STORED ROWS:

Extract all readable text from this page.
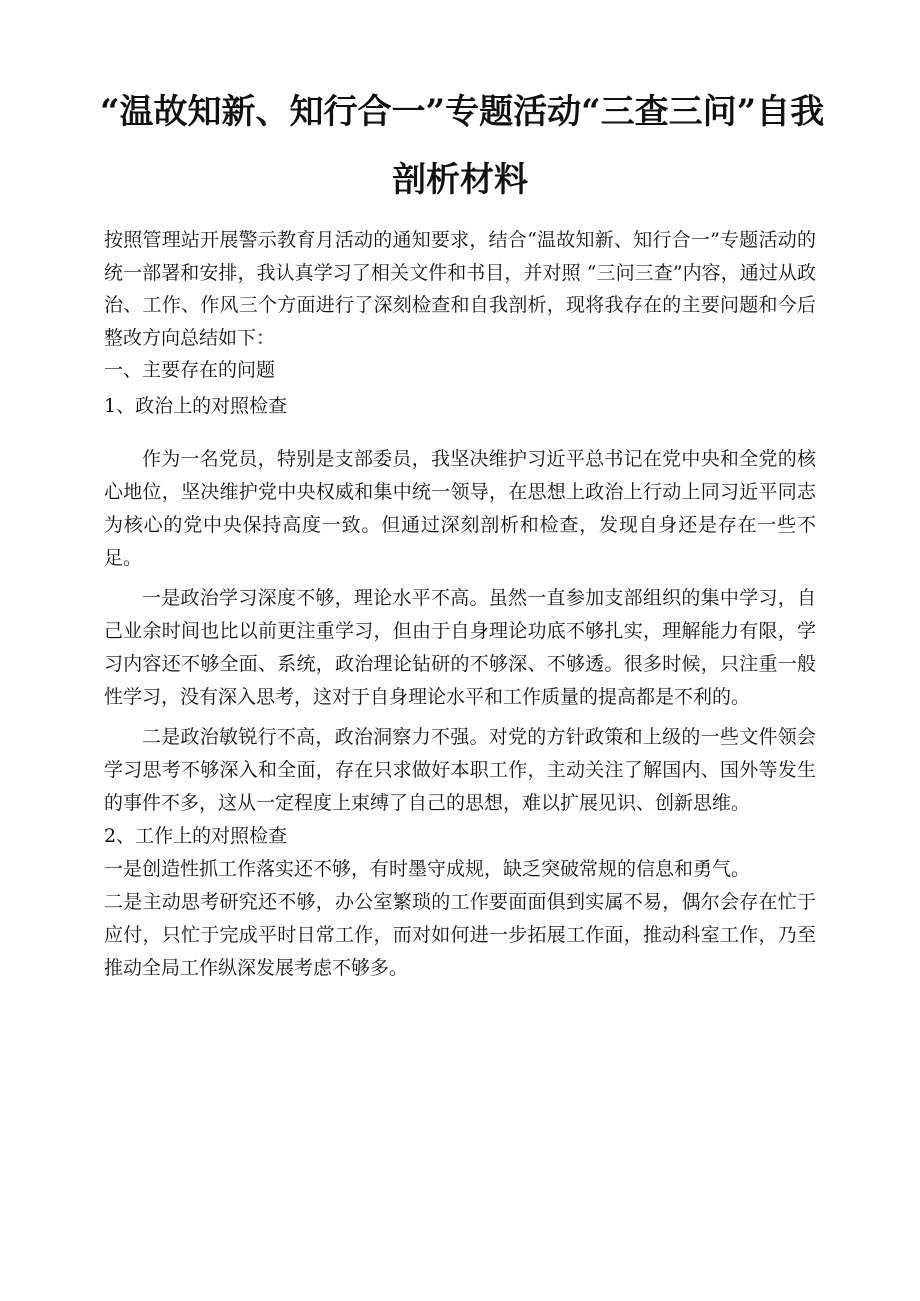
“温故知新、知行合一”专题活动“三查三问”自我
剖析材料

按照管理站开展警示教育月活动的通知要求，结合“温故知新、知行合一”专题活动的统一部署和安排，我认真学习了相关文件和书目，并对照 “三问三查”内容，通过从政治、工作、作风三个方面进行了深刻检查和自我剖析，现将我存在的主要问题和今后整改方向总结如下：

一、主要存在的问题

1、政治上的对照检查

作为一名党员，特别是支部委员，我坚决维护习近平总书记在党中央和全党的核心地位，坚决维护党中央权威和集中统一领导，在思想上政治上行动上同习近平同志为核心的党中央保持高度一致。但通过深刻剖析和检查，发现自身还是存在一些不足。

一是政治学习深度不够，理论水平不高。虽然一直参加支部组织的集中学习，自己业余时间也比以前更注重学习，但由于自身理论功底不够扎实，理解能力有限，学习内容还不够全面、系统，政治理论钻研的不够深、不够透。很多时候，只注重一般性学习，没有深入思考，这对于自身理论水平和工作质量的提高都是不利的。

二是政治敏锐行不高，政治洞察力不强。对党的方针政策和上级的一些文件领会学习思考不够深入和全面，存在只求做好本职工作，主动关注了解国内、国外等发生的事件不多，这从一定程度上束缚了自己的思想，难以扩展见识、创新思维。

2、工作上的对照检查

一是创造性抓工作落实还不够，有时墨守成规，缺乏突破常规的信息和勇气。

二是主动思考研究还不够，办公室繁琐的工作要面面俱到实属不易，偶尔会存在忙于应付，只忙于完成平时日常工作，而对如何进一步拓展工作面，推动科室工作，乃至推动全局工作纵深发展考虑不够多。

WORK TO COMPLETE: Each line in the records above should be reproduced exactly; images are not copied.

IN RESPONSE:
Extract all readable text from this page.
“温故知新、知行合一”专题活动“三查三问”自我
剖析材料

按照管理站开展警示教育月活动的通知要求，结合“温故知新、知行合一”专题活动的统一部署和安排，我认真学习了相关文件和书目，并对照 “三问三查”内容，通过从政治、工作、作风三个方面进行了深刻检查和自我剖析，现将我存在的主要问题和今后整改方向总结如下：

一、主要存在的问题

1、政治上的对照检查

作为一名党员，特别是支部委员，我坚决维护习近平总书记在党中央和全党的核心地位，坚决维护党中央权威和集中统一领导，在思想上政治上行动上同习近平同志为核心的党中央保持高度一致。但通过深刻剖析和检查，发现自身还是存在一些不足。

一是政治学习深度不够，理论水平不高。虽然一直参加支部组织的集中学习，自己业余时间也比以前更注重学习，但由于自身理论功底不够扎实，理解能力有限，学习内容还不够全面、系统，政治理论钻研的不够深、不够透。很多时候，只注重一般性学习，没有深入思考，这对于自身理论水平和工作质量的提高都是不利的。

二是政治敏锐行不高，政治洞察力不强。对党的方针政策和上级的一些文件领会学习思考不够深入和全面，存在只求做好本职工作，主动关注了解国内、国外等发生的事件不多，这从一定程度上束缚了自己的思想，难以扩展见识、创新思维。

2、工作上的对照检查

一是创造性抓工作落实还不够，有时墨守成规，缺乏突破常规的信息和勇气。

二是主动思考研究还不够，办公室繁琐的工作要面面俱到实属不易，偶尔会存在忙于应付，只忙于完成平时日常工作，而对如何进一步拓展工作面，推动科室工作，乃至推动全局工作纵深发展考虑不够多。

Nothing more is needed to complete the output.